Dataset records

▼▼▼

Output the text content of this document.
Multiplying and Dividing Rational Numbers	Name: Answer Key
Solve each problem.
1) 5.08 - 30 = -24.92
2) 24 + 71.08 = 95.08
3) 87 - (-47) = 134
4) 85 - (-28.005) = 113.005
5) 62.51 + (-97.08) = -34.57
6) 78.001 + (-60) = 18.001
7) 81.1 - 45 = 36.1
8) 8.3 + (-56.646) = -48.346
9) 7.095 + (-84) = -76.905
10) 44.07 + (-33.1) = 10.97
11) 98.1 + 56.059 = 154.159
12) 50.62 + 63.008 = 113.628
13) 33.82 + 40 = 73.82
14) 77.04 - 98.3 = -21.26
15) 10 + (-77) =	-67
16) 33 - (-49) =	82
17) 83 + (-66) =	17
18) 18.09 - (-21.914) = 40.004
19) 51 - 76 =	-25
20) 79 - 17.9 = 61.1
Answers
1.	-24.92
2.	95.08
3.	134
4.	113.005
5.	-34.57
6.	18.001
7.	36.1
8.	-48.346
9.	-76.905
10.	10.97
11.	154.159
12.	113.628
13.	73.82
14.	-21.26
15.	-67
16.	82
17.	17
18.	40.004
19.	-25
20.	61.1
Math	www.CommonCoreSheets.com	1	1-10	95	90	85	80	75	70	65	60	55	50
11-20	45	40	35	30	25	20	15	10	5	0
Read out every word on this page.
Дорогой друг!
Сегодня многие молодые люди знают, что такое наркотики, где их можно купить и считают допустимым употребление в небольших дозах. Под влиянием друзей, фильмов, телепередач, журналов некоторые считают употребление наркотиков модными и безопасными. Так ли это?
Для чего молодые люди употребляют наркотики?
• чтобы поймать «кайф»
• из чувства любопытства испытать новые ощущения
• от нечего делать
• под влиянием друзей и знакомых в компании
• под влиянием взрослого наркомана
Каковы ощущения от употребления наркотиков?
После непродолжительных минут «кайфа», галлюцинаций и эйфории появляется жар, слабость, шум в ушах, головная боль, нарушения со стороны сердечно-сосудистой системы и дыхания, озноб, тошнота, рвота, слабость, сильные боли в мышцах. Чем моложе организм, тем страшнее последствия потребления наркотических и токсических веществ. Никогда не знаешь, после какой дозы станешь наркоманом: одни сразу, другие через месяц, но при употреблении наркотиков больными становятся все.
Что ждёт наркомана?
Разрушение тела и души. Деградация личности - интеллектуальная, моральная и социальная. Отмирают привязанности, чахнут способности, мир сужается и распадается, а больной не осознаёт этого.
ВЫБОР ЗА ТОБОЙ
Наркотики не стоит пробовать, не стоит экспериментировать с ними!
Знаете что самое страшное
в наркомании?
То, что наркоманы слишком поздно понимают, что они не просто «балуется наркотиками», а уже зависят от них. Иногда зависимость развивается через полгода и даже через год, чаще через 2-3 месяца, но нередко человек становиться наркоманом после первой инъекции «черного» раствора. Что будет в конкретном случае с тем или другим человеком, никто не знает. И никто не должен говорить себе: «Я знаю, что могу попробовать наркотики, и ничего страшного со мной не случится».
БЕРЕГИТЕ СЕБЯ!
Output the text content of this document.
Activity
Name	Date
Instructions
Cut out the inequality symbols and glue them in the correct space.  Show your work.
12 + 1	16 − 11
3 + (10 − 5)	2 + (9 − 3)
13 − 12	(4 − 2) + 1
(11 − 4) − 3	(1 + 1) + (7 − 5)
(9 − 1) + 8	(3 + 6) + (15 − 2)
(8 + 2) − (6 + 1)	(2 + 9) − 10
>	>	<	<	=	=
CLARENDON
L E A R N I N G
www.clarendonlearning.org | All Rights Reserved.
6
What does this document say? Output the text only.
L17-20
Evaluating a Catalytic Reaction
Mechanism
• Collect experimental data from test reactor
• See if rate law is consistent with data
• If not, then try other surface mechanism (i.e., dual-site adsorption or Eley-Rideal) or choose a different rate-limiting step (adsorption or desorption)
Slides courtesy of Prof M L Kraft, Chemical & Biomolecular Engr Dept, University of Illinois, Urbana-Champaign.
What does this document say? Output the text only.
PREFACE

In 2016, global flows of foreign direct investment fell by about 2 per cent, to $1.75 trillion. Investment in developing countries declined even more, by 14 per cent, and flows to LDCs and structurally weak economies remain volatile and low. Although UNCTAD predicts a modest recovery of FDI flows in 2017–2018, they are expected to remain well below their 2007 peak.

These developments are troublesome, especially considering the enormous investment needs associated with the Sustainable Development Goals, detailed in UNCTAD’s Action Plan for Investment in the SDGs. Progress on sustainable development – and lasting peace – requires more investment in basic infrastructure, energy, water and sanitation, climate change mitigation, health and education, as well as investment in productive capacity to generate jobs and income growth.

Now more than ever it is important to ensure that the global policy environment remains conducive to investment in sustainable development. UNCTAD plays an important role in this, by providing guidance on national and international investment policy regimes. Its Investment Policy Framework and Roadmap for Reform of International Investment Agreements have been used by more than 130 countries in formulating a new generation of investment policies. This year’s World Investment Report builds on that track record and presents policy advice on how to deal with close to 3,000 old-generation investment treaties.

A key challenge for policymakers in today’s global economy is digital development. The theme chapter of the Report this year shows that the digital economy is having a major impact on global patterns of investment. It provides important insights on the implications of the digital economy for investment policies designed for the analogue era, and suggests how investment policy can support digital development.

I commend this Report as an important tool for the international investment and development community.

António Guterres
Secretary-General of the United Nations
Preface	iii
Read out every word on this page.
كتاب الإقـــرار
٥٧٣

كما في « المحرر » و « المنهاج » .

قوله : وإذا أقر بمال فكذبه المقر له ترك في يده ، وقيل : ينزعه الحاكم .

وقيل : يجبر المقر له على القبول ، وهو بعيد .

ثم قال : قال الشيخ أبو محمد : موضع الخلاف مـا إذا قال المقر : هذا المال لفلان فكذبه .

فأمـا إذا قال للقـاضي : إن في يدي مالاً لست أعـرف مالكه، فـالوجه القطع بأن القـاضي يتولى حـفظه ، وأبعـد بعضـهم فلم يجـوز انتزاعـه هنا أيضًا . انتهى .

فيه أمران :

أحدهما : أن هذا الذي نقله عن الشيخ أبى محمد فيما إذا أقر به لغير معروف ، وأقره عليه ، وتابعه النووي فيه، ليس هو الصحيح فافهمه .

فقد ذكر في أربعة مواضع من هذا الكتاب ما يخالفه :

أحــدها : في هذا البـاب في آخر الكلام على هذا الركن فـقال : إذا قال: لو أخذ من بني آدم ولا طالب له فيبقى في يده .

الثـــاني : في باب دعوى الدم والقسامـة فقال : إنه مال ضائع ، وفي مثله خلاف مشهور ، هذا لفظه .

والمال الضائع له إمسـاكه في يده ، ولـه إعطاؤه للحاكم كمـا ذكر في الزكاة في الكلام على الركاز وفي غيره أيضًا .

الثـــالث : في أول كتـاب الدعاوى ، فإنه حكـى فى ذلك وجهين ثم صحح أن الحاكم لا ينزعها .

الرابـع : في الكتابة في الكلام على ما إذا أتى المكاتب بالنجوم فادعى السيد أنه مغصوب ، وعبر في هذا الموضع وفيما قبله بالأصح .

▲▲▲

Return every line of the preceding records in which the word "محمد" appears.

> Solution:
ثم قال : قال الشيخ أبو محمد : موضع الخلاف مـا إذا قال المقر : هذا المال لفلان فكذبه .
أحدهما : أن هذا الذي نقله عن الشيخ أبى محمد فيما إذا أقر به لغير معروف ، وأقره عليه ، وتابعه النووي فيه، ليس هو الصحيح فافهمه .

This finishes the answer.